§ **EXERCISE DIRECTIONS**: All the records that follow need to be reproduced exactly. Omit the images.

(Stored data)
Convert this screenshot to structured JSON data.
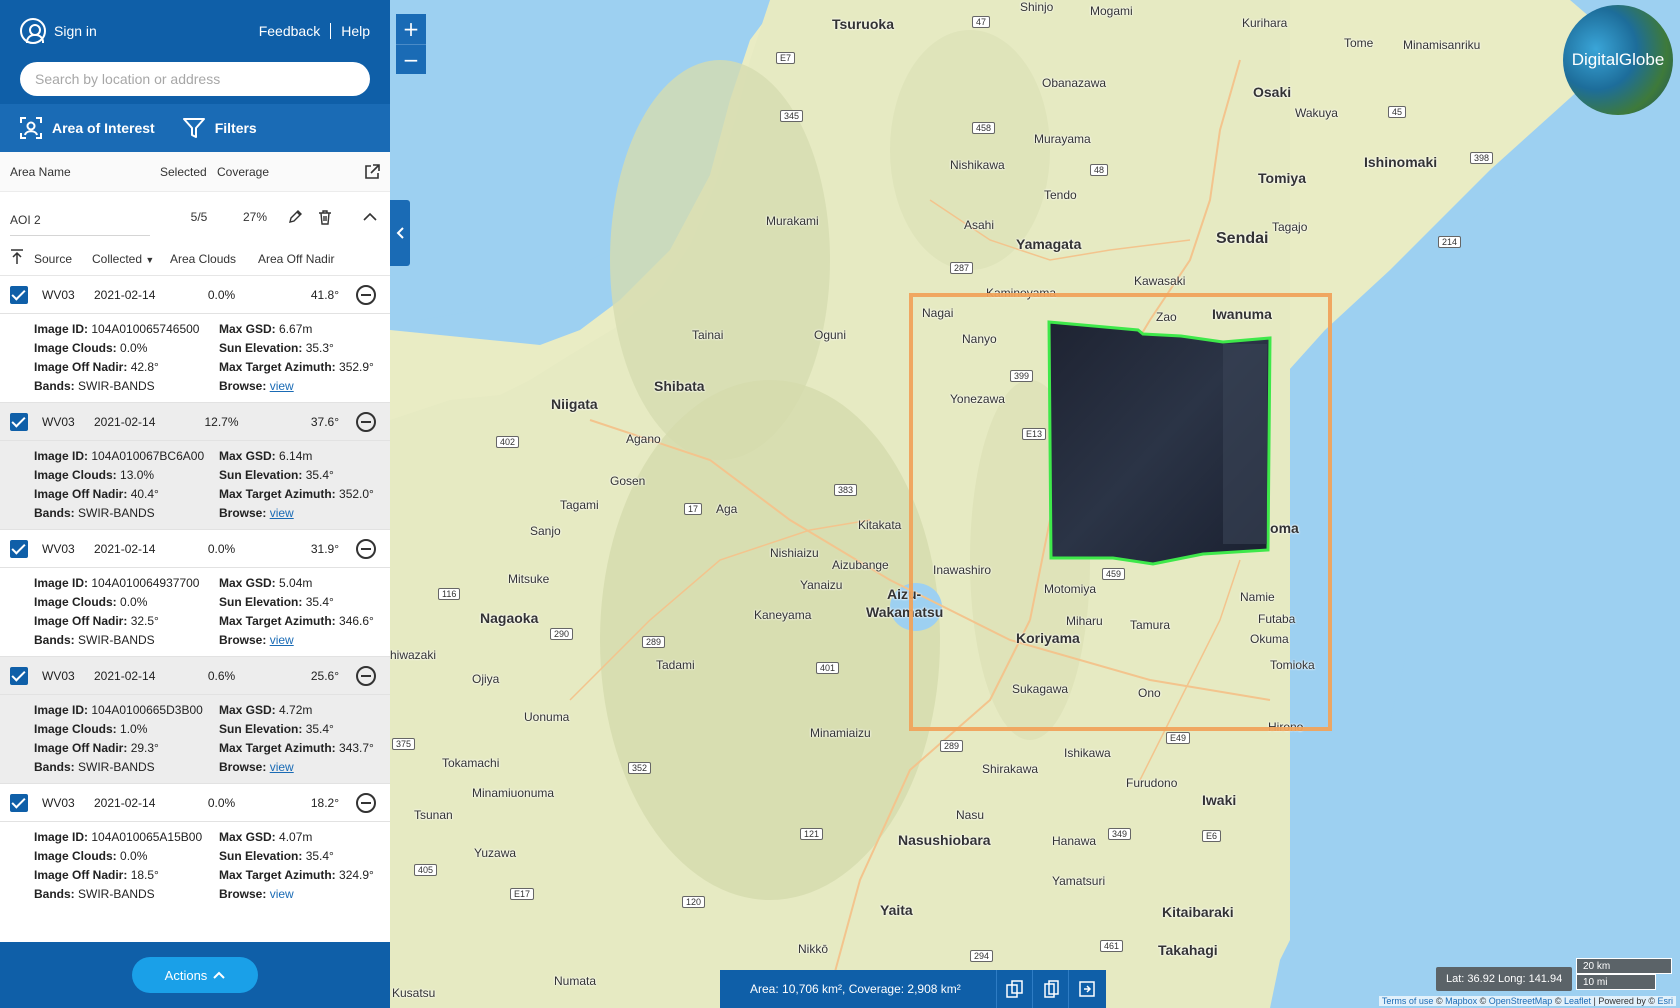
{
  "header": {
    "signin": "Sign in",
    "feedback": "Feedback",
    "help": "Help",
    "search_placeholder": "Search by location or address"
  },
  "toolbar": {
    "aoi": "Area of Interest",
    "filters": "Filters"
  },
  "area_table": {
    "headers": {
      "name": "Area Name",
      "selected": "Selected",
      "coverage": "Coverage"
    },
    "row": {
      "name": "AOI 2",
      "selected": "5/5",
      "coverage": "27%"
    }
  },
  "scene_headers": {
    "source": "Source",
    "collected": "Collected",
    "clouds": "Area Clouds",
    "nadir": "Area Off Nadir"
  },
  "scenes": [
    {
      "source": "WV03",
      "date": "2021-02-14",
      "clouds": "0.0%",
      "nadir": "41.8°",
      "image_id": "104A010065746500",
      "max_gsd": "6.67m",
      "image_clouds": "0.0%",
      "sun_elev": "35.3°",
      "image_nadir": "42.8°",
      "azimuth": "352.9°",
      "bands": "SWIR-BANDS",
      "browse": "view"
    },
    {
      "source": "WV03",
      "date": "2021-02-14",
      "clouds": "12.7%",
      "nadir": "37.6°",
      "image_id": "104A010067BC6A00",
      "max_gsd": "6.14m",
      "image_clouds": "13.0%",
      "sun_elev": "35.4°",
      "image_nadir": "40.4°",
      "azimuth": "352.0°",
      "bands": "SWIR-BANDS",
      "browse": "view"
    },
    {
      "source": "WV03",
      "date": "2021-02-14",
      "clouds": "0.0%",
      "nadir": "31.9°",
      "image_id": "104A010064937700",
      "max_gsd": "5.04m",
      "image_clouds": "0.0%",
      "sun_elev": "35.4°",
      "image_nadir": "32.5°",
      "azimuth": "346.6°",
      "bands": "SWIR-BANDS",
      "browse": "view"
    },
    {
      "source": "WV03",
      "date": "2021-02-14",
      "clouds": "0.6%",
      "nadir": "25.6°",
      "image_id": "104A0100665D3B00",
      "max_gsd": "4.72m",
      "image_clouds": "1.0%",
      "sun_elev": "35.4°",
      "image_nadir": "29.3°",
      "azimuth": "343.7°",
      "bands": "SWIR-BANDS",
      "browse": "view"
    },
    {
      "source": "WV03",
      "date": "2021-02-14",
      "clouds": "0.0%",
      "nadir": "18.2°",
      "image_id": "104A010065A15B00",
      "max_gsd": "4.07m",
      "image_clouds": "0.0%",
      "sun_elev": "35.4°",
      "image_nadir": "18.5°",
      "azimuth": "324.9°",
      "bands": "SWIR-BANDS",
      "browse": "view"
    }
  ],
  "detail_labels": {
    "image_id": "Image ID:",
    "max_gsd": "Max GSD:",
    "image_clouds": "Image Clouds:",
    "sun_elev": "Sun Elevation:",
    "image_nadir": "Image Off Nadir:",
    "azimuth": "Max Target Azimuth:",
    "bands": "Bands:",
    "browse": "Browse:"
  },
  "footer": {
    "actions": "Actions"
  },
  "map": {
    "logo": "DigitalGlobe",
    "status": "Area: 10,706 km², Coverage: 2,908 km²",
    "coords": "Lat: 36.92 Long: 141.94",
    "scale_km": "20 km",
    "scale_mi": "10 mi",
    "attribution": {
      "terms": "Terms of use",
      "mapbox": "Mapbox",
      "osm": "OpenStreetMap",
      "leaflet": "Leaflet",
      "powered": "Powered by",
      "esri": "Esri"
    },
    "labels": {
      "tsuruoka": "Tsuruoka",
      "shinjo": "Shinjo",
      "mogami": "Mogami",
      "kurihara": "Kurihara",
      "tome": "Tome",
      "minamisanriku": "Minamisanriku",
      "obanazawa": "Obanazawa",
      "osaki": "Osaki",
      "wakuya": "Wakuya",
      "murayama": "Murayama",
      "ishinomaki": "Ishinomaki",
      "nishikawa": "Nishikawa",
      "tomiya": "Tomiya",
      "tendo": "Tendo",
      "murakami": "Murakami",
      "asahi": "Asahi",
      "tagajo": "Tagajo",
      "sendai": "Sendai",
      "yamagata": "Yamagata",
      "kawasaki": "Kawasaki",
      "kaminoyama": "Kaminoyama",
      "nagai": "Nagai",
      "zao": "Zao",
      "iwanuma": "Iwanuma",
      "tainai": "Tainai",
      "oguni": "Oguni",
      "nanyo": "Nanyo",
      "niigata": "Niigata",
      "shibata": "Shibata",
      "yonezawa": "Yonezawa",
      "agano": "Agano",
      "gosen": "Gosen",
      "tagami": "Tagami",
      "aga": "Aga",
      "kitakata": "Kitakata",
      "sanjo": "Sanjo",
      "nishiaizu": "Nishiaizu",
      "aizubange": "Aizubange",
      "inawashiro": "Inawashiro",
      "mitsuke": "Mitsuke",
      "yanaizu": "Yanaizu",
      "aizu": "Aizu-",
      "wakamatsu": "Wakamatsu",
      "motomiya": "Motomiya",
      "nagaoka": "Nagaoka",
      "kaneyama": "Kaneyama",
      "miharu": "Miharu",
      "tamura": "Tamura",
      "namie": "Namie",
      "futaba": "Futaba",
      "soma": "Minamisoma",
      "koriyama": "Koriyama",
      "okuma": "Okuma",
      "ojiya": "Ojiya",
      "tadami": "Tadami",
      "tomioka": "Tomioka",
      "kashiwazaki": "hiwazaki",
      "sukagawa": "Sukagawa",
      "ono": "Ono",
      "uonuma": "Uonuma",
      "minamiaizu": "Minamiaizu",
      "hirono": "Hirono",
      "ishikawa": "Ishikawa",
      "tokamachi": "Tokamachi",
      "shirakawa": "Shirakawa",
      "minamiuonuma": "Minamiuonuma",
      "furudono": "Furudono",
      "iwaki": "Iwaki",
      "tsunan": "Tsunan",
      "nasu": "Nasu",
      "hanawa": "Hanawa",
      "nasushiobara": "Nasushiobara",
      "yuzawa": "Yuzawa",
      "yamatsuri": "Yamatsuri",
      "yaita": "Yaita",
      "kitaibaraki": "Kitaibaraki",
      "nikko": "Nikkō",
      "takahagi": "Takahagi",
      "numata": "Numata",
      "kusatsu": "Kusatsu",
      "hi": "hi",
      "ta": "a"
    },
    "routes": {
      "r47": "47",
      "r7": "E7",
      "r345": "345",
      "r458": "458",
      "r48": "48",
      "r45": "45",
      "r398": "398",
      "r287": "287",
      "r214": "214",
      "r399": "399",
      "r402": "402",
      "r13": "E13",
      "r383": "383",
      "r17": "17",
      "r116": "116",
      "r459": "459",
      "r290": "290",
      "r289": "289",
      "r401": "401",
      "r375": "375",
      "r352": "352",
      "r289b": "289",
      "r49": "E49",
      "r121": "121",
      "r349": "349",
      "r6": "E6",
      "r405": "405",
      "r17b": "E17",
      "r120": "120",
      "r461": "461",
      "r294": "294"
    }
  },
  "colors": {
    "primary": "#0f5fa8",
    "accent": "#1aa0e8",
    "aoi": "#f0a35c",
    "image_border": "#3ee84a",
    "sea": "#9dd0f1"
  }
}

§ **EXERCISE SOLUTION**:
Convert this screenshot to structured JSON data.
{
  "header": {
    "signin": "Sign in",
    "feedback": "Feedback",
    "help": "Help",
    "search_placeholder": "Search by location or address"
  },
  "toolbar": {
    "aoi": "Area of Interest",
    "filters": "Filters"
  },
  "area_table": {
    "headers": {
      "name": "Area Name",
      "selected": "Selected",
      "coverage": "Coverage"
    },
    "row": {
      "name": "AOI 2",
      "selected": "5/5",
      "coverage": "27%"
    }
  },
  "scene_headers": {
    "source": "Source",
    "collected": "Collected",
    "clouds": "Area Clouds",
    "nadir": "Area Off Nadir"
  },
  "scenes": [
    {
      "source": "WV03",
      "date": "2021-02-14",
      "clouds": "0.0%",
      "nadir": "41.8°",
      "image_id": "104A010065746500",
      "max_gsd": "6.67m",
      "image_clouds": "0.0%",
      "sun_elev": "35.3°",
      "image_nadir": "42.8°",
      "azimuth": "352.9°",
      "bands": "SWIR-BANDS",
      "browse": "view"
    },
    {
      "source": "WV03",
      "date": "2021-02-14",
      "clouds": "12.7%",
      "nadir": "37.6°",
      "image_id": "104A010067BC6A00",
      "max_gsd": "6.14m",
      "image_clouds": "13.0%",
      "sun_elev": "35.4°",
      "image_nadir": "40.4°",
      "azimuth": "352.0°",
      "bands": "SWIR-BANDS",
      "browse": "view"
    },
    {
      "source": "WV03",
      "date": "2021-02-14",
      "clouds": "0.0%",
      "nadir": "31.9°",
      "image_id": "104A010064937700",
      "max_gsd": "5.04m",
      "image_clouds": "0.0%",
      "sun_elev": "35.4°",
      "image_nadir": "32.5°",
      "azimuth": "346.6°",
      "bands": "SWIR-BANDS",
      "browse": "view"
    },
    {
      "source": "WV03",
      "date": "2021-02-14",
      "clouds": "0.6%",
      "nadir": "25.6°",
      "image_id": "104A0100665D3B00",
      "max_gsd": "4.72m",
      "image_clouds": "1.0%",
      "sun_elev": "35.4°",
      "image_nadir": "29.3°",
      "azimuth": "343.7°",
      "bands": "SWIR-BANDS",
      "browse": "view"
    },
    {
      "source": "WV03",
      "date": "2021-02-14",
      "clouds": "0.0%",
      "nadir": "18.2°",
      "image_id": "104A010065A15B00",
      "max_gsd": "4.07m",
      "image_clouds": "0.0%",
      "sun_elev": "35.4°",
      "image_nadir": "18.5°",
      "azimuth": "324.9°",
      "bands": "SWIR-BANDS",
      "browse": "view"
    }
  ],
  "detail_labels": {
    "image_id": "Image ID:",
    "max_gsd": "Max GSD:",
    "image_clouds": "Image Clouds:",
    "sun_elev": "Sun Elevation:",
    "image_nadir": "Image Off Nadir:",
    "azimuth": "Max Target Azimuth:",
    "bands": "Bands:",
    "browse": "Browse:"
  },
  "footer": {
    "actions": "Actions"
  },
  "map": {
    "logo": "DigitalGlobe",
    "status": "Area: 10,706 km², Coverage: 2,908 km²",
    "coords": "Lat: 36.92 Long: 141.94",
    "scale_km": "20 km",
    "scale_mi": "10 mi",
    "attribution": {
      "terms": "Terms of use",
      "mapbox": "Mapbox",
      "osm": "OpenStreetMap",
      "leaflet": "Leaflet",
      "powered": "Powered by",
      "esri": "Esri"
    },
    "labels": {
      "tsuruoka": "Tsuruoka",
      "shinjo": "Shinjo",
      "mogami": "Mogami",
      "kurihara": "Kurihara",
      "tome": "Tome",
      "minamisanriku": "Minamisanriku",
      "obanazawa": "Obanazawa",
      "osaki": "Osaki",
      "wakuya": "Wakuya",
      "murayama": "Murayama",
      "ishinomaki": "Ishinomaki",
      "nishikawa": "Nishikawa",
      "tomiya": "Tomiya",
      "tendo": "Tendo",
      "murakami": "Murakami",
      "asahi": "Asahi",
      "tagajo": "Tagajo",
      "sendai": "Sendai",
      "yamagata": "Yamagata",
      "kawasaki": "Kawasaki",
      "kaminoyama": "Kaminoyama",
      "nagai": "Nagai",
      "zao": "Zao",
      "iwanuma": "Iwanuma",
      "tainai": "Tainai",
      "oguni": "Oguni",
      "nanyo": "Nanyo",
      "niigata": "Niigata",
      "shibata": "Shibata",
      "yonezawa": "Yonezawa",
      "agano": "Agano",
      "gosen": "Gosen",
      "tagami": "Tagami",
      "aga": "Aga",
      "kitakata": "Kitakata",
      "sanjo": "Sanjo",
      "nishiaizu": "Nishiaizu",
      "aizubange": "Aizubange",
      "inawashiro": "Inawashiro",
      "mitsuke": "Mitsuke",
      "yanaizu": "Yanaizu",
      "aizu": "Aizu-",
      "wakamatsu": "Wakamatsu",
      "motomiya": "Motomiya",
      "nagaoka": "Nagaoka",
      "kaneyama": "Kaneyama",
      "miharu": "Miharu",
      "tamura": "Tamura",
      "namie": "Namie",
      "futaba": "Futaba",
      "soma": "Minamisoma",
      "koriyama": "Koriyama",
      "okuma": "Okuma",
      "ojiya": "Ojiya",
      "tadami": "Tadami",
      "tomioka": "Tomioka",
      "kashiwazaki": "hiwazaki",
      "sukagawa": "Sukagawa",
      "ono": "Ono",
      "uonuma": "Uonuma",
      "minamiaizu": "Minamiaizu",
      "hirono": "Hirono",
      "ishikawa": "Ishikawa",
      "tokamachi": "Tokamachi",
      "shirakawa": "Shirakawa",
      "minamiuonuma": "Minamiuonuma",
      "furudono": "Furudono",
      "iwaki": "Iwaki",
      "tsunan": "Tsunan",
      "nasu": "Nasu",
      "hanawa": "Hanawa",
      "nasushiobara": "Nasushiobara",
      "yuzawa": "Yuzawa",
      "yamatsuri": "Yamatsuri",
      "yaita": "Yaita",
      "kitaibaraki": "Kitaibaraki",
      "nikko": "Nikkō",
      "takahagi": "Takahagi",
      "numata": "Numata",
      "kusatsu": "Kusatsu",
      "hi": "hi",
      "ta": "a"
    },
    "routes": {
      "r47": "47",
      "r7": "E7",
      "r345": "345",
      "r458": "458",
      "r48": "48",
      "r45": "45",
      "r398": "398",
      "r287": "287",
      "r214": "214",
      "r399": "399",
      "r402": "402",
      "r13": "E13",
      "r383": "383",
      "r17": "17",
      "r116": "116",
      "r459": "459",
      "r290": "290",
      "r289": "289",
      "r401": "401",
      "r375": "375",
      "r352": "352",
      "r289b": "289",
      "r49": "E49",
      "r121": "121",
      "r349": "349",
      "r6": "E6",
      "r405": "405",
      "r17b": "E17",
      "r120": "120",
      "r461": "461",
      "r294": "294"
    }
  },
  "colors": {
    "primary": "#0f5fa8",
    "accent": "#1aa0e8",
    "aoi": "#f0a35c",
    "image_border": "#3ee84a",
    "sea": "#9dd0f1"
  }
}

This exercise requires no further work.